— Begin —
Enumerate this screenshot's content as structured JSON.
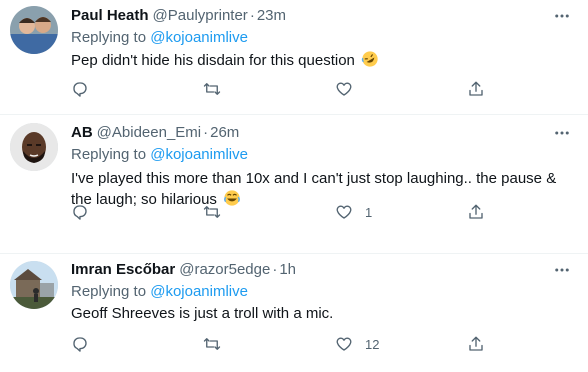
{
  "tweets": [
    {
      "name": "Paul Heath",
      "handle": "@Paulyprinter",
      "separator": "·",
      "time": "23m",
      "replying_prefix": "Replying to",
      "replying_to": "@kojoanimlive",
      "text": "Pep didn't hide his disdain for this question",
      "emoji": "rofl-emoji",
      "likes": ""
    },
    {
      "name": "AB",
      "handle": "@Abideen_Emi",
      "separator": "·",
      "time": "26m",
      "replying_prefix": "Replying to",
      "replying_to": "@kojoanimlive",
      "text": "I've played this more than 10x and I can't just stop laughing.. the pause & the laugh; so hilarious",
      "emoji": "joy-emoji",
      "likes": "1"
    },
    {
      "name": "Imran Escőbar",
      "handle": "@razor5edge",
      "separator": "·",
      "time": "1h",
      "replying_prefix": "Replying to",
      "replying_to": "@kojoanimlive",
      "text": "Geoff Shreeves is just a troll with a mic.",
      "emoji": "",
      "likes": "12"
    }
  ],
  "colors": {
    "text_primary": "#0f1419",
    "text_secondary": "#536471",
    "link": "#1d9bf0",
    "divider": "#eff3f4"
  },
  "icons": [
    "reply-icon",
    "retweet-icon",
    "like-icon",
    "share-icon",
    "more-icon"
  ]
}
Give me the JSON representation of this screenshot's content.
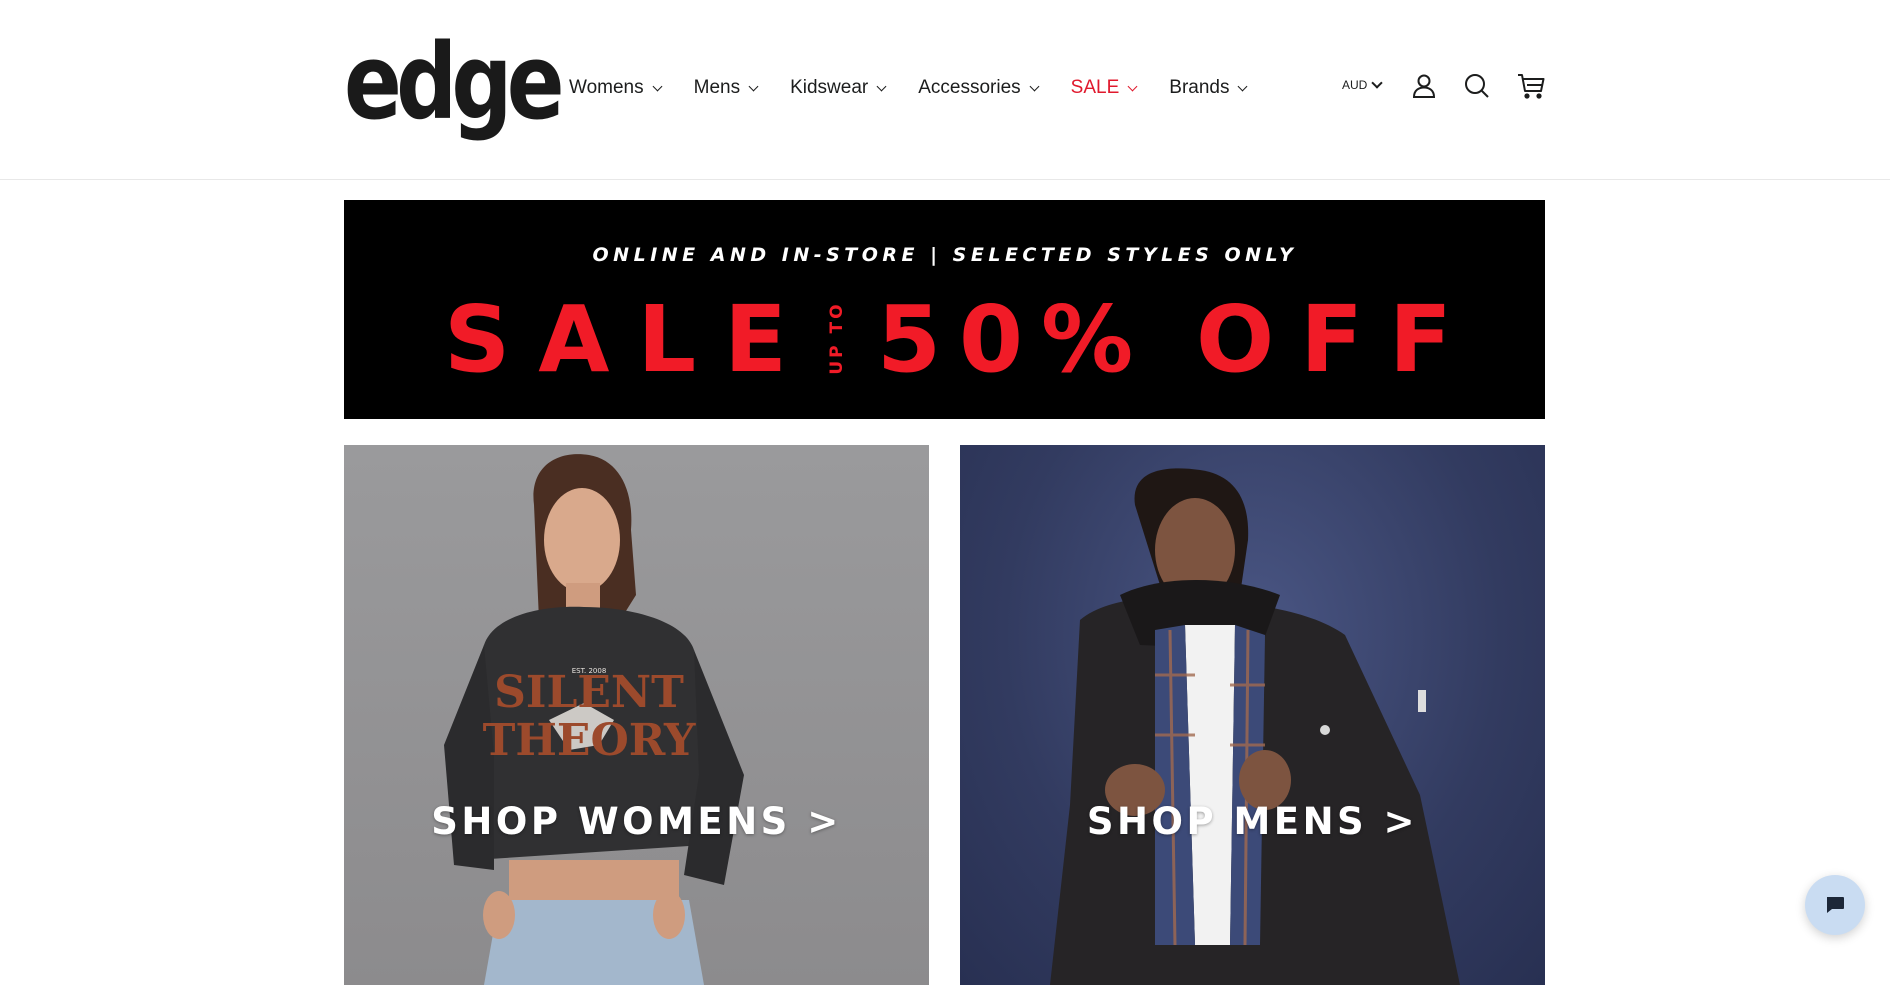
{
  "header": {
    "logo_text": "edge",
    "nav": [
      {
        "label": "Womens"
      },
      {
        "label": "Mens"
      },
      {
        "label": "Kidswear"
      },
      {
        "label": "Accessories"
      },
      {
        "label": "SALE"
      },
      {
        "label": "Brands"
      }
    ],
    "currency": "AUD",
    "icons": [
      "account-icon",
      "search-icon",
      "cart-icon"
    ]
  },
  "banner": {
    "subtitle": "ONLINE AND IN-STORE | SELECTED STYLES ONLY",
    "sale_word": "SALE",
    "up_to": "UP TO",
    "percent": "50%",
    "off_word": "OFF"
  },
  "tiles": {
    "women": {
      "label": "SHOP WOMENS >",
      "shirt_text_1": "EST. 2008",
      "shirt_text_2": "SILENT",
      "shirt_text_3": "THEORY"
    },
    "men": {
      "label": "SHOP MENS >"
    }
  },
  "colors": {
    "accent_sale": "#e0192d",
    "banner_red": "#f11b27",
    "chat_bg": "#c9dcf2"
  }
}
— End —
=== Directions for this task ===
Go through the records and show every line with the string "name" in it.

=== Correct result ===
      "name": "Paul Heath",
      "name": "AB",
      "name": "Imran Escőbar",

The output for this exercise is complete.